PROBLEM TO SOLVE: Which lines hold the word "euros"? Show each of them.

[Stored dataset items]
— start —

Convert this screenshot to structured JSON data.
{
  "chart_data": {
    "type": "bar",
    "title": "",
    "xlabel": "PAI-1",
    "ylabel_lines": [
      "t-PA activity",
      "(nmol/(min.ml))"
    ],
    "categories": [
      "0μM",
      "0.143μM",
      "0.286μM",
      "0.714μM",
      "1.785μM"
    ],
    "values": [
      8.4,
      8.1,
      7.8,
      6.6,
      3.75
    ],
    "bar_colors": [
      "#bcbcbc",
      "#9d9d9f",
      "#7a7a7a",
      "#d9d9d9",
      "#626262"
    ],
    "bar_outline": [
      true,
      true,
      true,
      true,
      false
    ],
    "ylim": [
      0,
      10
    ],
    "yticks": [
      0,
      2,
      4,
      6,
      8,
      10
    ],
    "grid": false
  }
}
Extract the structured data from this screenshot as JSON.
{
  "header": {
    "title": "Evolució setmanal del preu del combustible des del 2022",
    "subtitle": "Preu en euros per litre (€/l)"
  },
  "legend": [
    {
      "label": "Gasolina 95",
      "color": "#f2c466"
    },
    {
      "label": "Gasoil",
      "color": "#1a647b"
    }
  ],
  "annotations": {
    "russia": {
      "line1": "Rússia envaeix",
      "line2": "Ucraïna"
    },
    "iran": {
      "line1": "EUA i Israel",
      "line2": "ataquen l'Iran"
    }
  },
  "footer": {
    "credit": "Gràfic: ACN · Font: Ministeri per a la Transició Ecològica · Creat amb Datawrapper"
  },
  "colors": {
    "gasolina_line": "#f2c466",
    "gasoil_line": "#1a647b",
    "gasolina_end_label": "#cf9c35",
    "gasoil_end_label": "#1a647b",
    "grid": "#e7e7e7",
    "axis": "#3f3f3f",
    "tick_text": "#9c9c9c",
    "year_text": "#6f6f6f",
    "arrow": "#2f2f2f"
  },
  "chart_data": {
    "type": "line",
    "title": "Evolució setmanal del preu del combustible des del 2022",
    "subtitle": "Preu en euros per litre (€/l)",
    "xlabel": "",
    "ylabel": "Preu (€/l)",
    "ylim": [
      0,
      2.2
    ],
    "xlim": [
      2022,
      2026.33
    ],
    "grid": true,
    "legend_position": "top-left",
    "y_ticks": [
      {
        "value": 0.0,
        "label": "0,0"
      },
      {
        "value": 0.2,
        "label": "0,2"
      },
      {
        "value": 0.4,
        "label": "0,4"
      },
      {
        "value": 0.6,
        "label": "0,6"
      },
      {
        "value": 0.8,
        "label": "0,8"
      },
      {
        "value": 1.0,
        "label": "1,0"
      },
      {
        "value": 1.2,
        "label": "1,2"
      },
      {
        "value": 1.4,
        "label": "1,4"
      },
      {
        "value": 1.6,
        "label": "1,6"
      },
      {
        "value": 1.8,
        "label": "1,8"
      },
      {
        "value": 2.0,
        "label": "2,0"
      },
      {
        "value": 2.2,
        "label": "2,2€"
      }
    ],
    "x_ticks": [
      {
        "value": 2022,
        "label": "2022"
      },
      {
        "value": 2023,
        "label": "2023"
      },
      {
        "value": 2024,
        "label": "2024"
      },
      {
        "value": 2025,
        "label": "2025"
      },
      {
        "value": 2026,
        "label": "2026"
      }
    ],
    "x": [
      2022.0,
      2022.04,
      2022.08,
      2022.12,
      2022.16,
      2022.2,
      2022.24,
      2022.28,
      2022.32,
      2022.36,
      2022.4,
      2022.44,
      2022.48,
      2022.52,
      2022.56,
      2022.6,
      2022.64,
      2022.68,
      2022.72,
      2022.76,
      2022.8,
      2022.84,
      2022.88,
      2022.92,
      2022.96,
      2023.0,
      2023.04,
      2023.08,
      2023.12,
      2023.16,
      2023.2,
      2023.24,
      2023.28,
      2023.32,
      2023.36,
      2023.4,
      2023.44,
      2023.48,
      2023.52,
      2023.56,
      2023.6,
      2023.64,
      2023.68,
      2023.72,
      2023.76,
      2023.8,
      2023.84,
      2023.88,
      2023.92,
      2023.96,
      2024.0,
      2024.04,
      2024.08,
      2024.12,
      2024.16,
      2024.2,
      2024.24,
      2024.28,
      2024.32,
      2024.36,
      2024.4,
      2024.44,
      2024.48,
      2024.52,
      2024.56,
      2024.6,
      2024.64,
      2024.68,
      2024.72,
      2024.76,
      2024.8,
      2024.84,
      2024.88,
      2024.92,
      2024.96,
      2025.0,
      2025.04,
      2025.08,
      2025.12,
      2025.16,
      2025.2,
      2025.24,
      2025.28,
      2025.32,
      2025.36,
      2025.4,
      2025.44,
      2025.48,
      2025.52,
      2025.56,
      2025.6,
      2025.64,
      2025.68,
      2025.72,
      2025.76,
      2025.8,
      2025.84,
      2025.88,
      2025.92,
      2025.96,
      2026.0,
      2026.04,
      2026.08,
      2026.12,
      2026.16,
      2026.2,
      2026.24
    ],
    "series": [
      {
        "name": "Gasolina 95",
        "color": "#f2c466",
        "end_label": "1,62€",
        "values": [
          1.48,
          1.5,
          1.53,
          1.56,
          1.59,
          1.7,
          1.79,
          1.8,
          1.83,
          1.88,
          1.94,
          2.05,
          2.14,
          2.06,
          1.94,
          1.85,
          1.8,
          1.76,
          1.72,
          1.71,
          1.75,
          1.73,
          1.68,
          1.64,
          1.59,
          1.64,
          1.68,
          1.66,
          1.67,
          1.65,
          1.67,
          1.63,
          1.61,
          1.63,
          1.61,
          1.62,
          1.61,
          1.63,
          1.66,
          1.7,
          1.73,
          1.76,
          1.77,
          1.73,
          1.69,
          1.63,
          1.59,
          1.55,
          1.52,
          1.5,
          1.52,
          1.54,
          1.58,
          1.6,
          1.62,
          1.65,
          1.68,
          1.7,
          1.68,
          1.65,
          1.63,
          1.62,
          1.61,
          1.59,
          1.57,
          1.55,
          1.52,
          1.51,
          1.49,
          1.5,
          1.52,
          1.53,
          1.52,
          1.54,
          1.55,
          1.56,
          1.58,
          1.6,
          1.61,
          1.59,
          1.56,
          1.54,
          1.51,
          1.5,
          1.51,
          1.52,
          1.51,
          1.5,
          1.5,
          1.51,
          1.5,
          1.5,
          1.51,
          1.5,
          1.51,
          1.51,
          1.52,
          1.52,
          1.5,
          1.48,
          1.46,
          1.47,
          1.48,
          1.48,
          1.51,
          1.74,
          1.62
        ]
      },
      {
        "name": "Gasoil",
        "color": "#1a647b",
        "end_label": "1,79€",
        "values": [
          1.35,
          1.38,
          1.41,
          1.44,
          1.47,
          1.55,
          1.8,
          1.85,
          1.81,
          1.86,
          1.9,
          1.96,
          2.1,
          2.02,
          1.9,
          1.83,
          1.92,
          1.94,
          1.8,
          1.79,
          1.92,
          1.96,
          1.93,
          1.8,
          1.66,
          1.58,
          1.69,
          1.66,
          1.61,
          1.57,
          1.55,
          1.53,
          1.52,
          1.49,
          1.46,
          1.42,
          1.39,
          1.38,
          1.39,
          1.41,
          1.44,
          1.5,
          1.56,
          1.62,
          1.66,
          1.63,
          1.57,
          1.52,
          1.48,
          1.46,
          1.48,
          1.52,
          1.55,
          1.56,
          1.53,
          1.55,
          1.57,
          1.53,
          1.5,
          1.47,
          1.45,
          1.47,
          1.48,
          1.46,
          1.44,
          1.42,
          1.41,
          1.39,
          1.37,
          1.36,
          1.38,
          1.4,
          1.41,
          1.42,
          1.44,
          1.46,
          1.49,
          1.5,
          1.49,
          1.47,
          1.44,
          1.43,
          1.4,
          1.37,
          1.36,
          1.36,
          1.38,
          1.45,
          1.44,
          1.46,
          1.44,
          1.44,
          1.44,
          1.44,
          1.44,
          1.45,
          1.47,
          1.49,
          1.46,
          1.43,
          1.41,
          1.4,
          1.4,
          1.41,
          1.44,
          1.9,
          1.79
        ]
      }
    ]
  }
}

— end —

WORKED SOLUTION:
    "subtitle": "Preu en euros per litre (€/l)"
    "subtitle": "Preu en euros per litre (€/l)",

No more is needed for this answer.